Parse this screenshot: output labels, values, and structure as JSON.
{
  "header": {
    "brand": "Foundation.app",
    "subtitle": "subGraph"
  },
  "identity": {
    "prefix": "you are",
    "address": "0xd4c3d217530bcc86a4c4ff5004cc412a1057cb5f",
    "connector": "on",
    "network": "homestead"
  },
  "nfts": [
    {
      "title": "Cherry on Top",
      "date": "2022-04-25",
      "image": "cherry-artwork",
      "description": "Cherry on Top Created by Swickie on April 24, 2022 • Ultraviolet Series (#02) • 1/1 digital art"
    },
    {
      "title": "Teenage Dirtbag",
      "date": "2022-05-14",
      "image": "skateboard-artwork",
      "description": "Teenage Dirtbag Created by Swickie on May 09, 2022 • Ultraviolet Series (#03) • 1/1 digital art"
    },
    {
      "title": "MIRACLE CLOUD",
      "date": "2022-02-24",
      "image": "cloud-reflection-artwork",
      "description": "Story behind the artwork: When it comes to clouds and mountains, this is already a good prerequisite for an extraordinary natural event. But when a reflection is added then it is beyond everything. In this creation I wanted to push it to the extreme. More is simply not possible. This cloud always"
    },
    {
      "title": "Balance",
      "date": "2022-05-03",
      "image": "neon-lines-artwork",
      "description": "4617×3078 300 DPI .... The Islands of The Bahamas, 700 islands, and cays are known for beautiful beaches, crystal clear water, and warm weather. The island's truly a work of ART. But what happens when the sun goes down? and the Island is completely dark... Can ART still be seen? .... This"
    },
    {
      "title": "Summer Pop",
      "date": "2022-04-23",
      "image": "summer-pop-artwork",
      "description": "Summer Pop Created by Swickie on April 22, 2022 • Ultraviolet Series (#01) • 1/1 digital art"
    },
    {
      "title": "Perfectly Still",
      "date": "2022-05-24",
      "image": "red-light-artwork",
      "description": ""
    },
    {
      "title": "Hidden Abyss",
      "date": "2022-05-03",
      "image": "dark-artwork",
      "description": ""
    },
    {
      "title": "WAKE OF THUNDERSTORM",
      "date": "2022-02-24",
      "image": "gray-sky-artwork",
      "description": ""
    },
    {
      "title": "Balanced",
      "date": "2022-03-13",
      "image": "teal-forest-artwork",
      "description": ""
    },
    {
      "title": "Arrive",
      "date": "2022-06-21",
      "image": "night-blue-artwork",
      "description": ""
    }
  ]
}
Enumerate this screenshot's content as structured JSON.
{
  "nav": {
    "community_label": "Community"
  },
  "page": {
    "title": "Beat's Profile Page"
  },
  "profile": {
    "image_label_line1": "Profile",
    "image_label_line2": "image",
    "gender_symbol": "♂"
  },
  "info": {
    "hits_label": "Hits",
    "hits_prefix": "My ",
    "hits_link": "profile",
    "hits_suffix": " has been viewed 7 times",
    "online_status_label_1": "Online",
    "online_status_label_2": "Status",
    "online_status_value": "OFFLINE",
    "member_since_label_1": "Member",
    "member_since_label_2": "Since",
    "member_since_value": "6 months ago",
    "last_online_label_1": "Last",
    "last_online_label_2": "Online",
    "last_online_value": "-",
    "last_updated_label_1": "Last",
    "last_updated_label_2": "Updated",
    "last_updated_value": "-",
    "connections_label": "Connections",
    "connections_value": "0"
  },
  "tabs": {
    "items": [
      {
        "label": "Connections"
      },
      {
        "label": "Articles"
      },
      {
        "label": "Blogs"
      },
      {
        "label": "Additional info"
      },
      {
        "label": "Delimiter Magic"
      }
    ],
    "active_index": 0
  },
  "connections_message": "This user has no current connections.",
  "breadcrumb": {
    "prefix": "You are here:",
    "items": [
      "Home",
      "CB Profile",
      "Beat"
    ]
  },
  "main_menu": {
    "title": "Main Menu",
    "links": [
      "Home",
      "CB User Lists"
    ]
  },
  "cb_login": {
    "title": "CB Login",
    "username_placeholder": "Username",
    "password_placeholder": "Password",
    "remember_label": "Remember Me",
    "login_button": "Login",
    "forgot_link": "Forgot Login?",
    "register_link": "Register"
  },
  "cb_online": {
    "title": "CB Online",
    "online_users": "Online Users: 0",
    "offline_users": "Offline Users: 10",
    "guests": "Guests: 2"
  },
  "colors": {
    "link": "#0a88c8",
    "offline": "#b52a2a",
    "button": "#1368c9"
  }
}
◆ ◆ ◆ ◆ ◆ ◆ ◆
» **Set exercise**:
Take the listing above and set it down exactly.

» **Response for this exercise**:
Parse this screenshot: output labels, values, and structure as JSON.
{
  "header": {
    "brand": "Foundation.app",
    "subtitle": "subGraph"
  },
  "identity": {
    "prefix": "you are",
    "address": "0xd4c3d217530bcc86a4c4ff5004cc412a1057cb5f",
    "connector": "on",
    "network": "homestead"
  },
  "nfts": [
    {
      "title": "Cherry on Top",
      "date": "2022-04-25",
      "image": "cherry-artwork",
      "description": "Cherry on Top Created by Swickie on April 24, 2022 • Ultraviolet Series (#02) • 1/1 digital art"
    },
    {
      "title": "Teenage Dirtbag",
      "date": "2022-05-14",
      "image": "skateboard-artwork",
      "description": "Teenage Dirtbag Created by Swickie on May 09, 2022 • Ultraviolet Series (#03) • 1/1 digital art"
    },
    {
      "title": "MIRACLE CLOUD",
      "date": "2022-02-24",
      "image": "cloud-reflection-artwork",
      "description": "Story behind the artwork: When it comes to clouds and mountains, this is already a good prerequisite for an extraordinary natural event. But when a reflection is added then it is beyond everything. In this creation I wanted to push it to the extreme. More is simply not possible. This cloud always"
    },
    {
      "title": "Balance",
      "date": "2022-05-03",
      "image": "neon-lines-artwork",
      "description": "4617×3078 300 DPI .... The Islands of The Bahamas, 700 islands, and cays are known for beautiful beaches, crystal clear water, and warm weather. The island's truly a work of ART. But what happens when the sun goes down? and the Island is completely dark... Can ART still be seen? .... This"
    },
    {
      "title": "Summer Pop",
      "date": "2022-04-23",
      "image": "summer-pop-artwork",
      "description": "Summer Pop Created by Swickie on April 22, 2022 • Ultraviolet Series (#01) • 1/1 digital art"
    },
    {
      "title": "Perfectly Still",
      "date": "2022-05-24",
      "image": "red-light-artwork",
      "description": ""
    },
    {
      "title": "Hidden Abyss",
      "date": "2022-05-03",
      "image": "dark-artwork",
      "description": ""
    },
    {
      "title": "WAKE OF THUNDERSTORM",
      "date": "2022-02-24",
      "image": "gray-sky-artwork",
      "description": ""
    },
    {
      "title": "Balanced",
      "date": "2022-03-13",
      "image": "teal-forest-artwork",
      "description": ""
    },
    {
      "title": "Arrive",
      "date": "2022-06-21",
      "image": "night-blue-artwork",
      "description": ""
    }
  ]
}
Enumerate this screenshot's content as structured JSON.
{
  "nav": {
    "community_label": "Community"
  },
  "page": {
    "title": "Beat's Profile Page"
  },
  "profile": {
    "image_label_line1": "Profile",
    "image_label_line2": "image",
    "gender_symbol": "♂"
  },
  "info": {
    "hits_label": "Hits",
    "hits_prefix": "My ",
    "hits_link": "profile",
    "hits_suffix": " has been viewed 7 times",
    "online_status_label_1": "Online",
    "online_status_label_2": "Status",
    "online_status_value": "OFFLINE",
    "member_since_label_1": "Member",
    "member_since_label_2": "Since",
    "member_since_value": "6 months ago",
    "last_online_label_1": "Last",
    "last_online_label_2": "Online",
    "last_online_value": "-",
    "last_updated_label_1": "Last",
    "last_updated_label_2": "Updated",
    "last_updated_value": "-",
    "connections_label": "Connections",
    "connections_value": "0"
  },
  "tabs": {
    "items": [
      {
        "label": "Connections"
      },
      {
        "label": "Articles"
      },
      {
        "label": "Blogs"
      },
      {
        "label": "Additional info"
      },
      {
        "label": "Delimiter Magic"
      }
    ],
    "active_index": 0
  },
  "connections_message": "This user has no current connections.",
  "breadcrumb": {
    "prefix": "You are here:",
    "items": [
      "Home",
      "CB Profile",
      "Beat"
    ]
  },
  "main_menu": {
    "title": "Main Menu",
    "links": [
      "Home",
      "CB User Lists"
    ]
  },
  "cb_login": {
    "title": "CB Login",
    "username_placeholder": "Username",
    "password_placeholder": "Password",
    "remember_label": "Remember Me",
    "login_button": "Login",
    "forgot_link": "Forgot Login?",
    "register_link": "Register"
  },
  "cb_online": {
    "title": "CB Online",
    "online_users": "Online Users: 0",
    "offline_users": "Offline Users: 10",
    "guests": "Guests: 2"
  },
  "colors": {
    "link": "#0a88c8",
    "offline": "#b52a2a",
    "button": "#1368c9"
  }
}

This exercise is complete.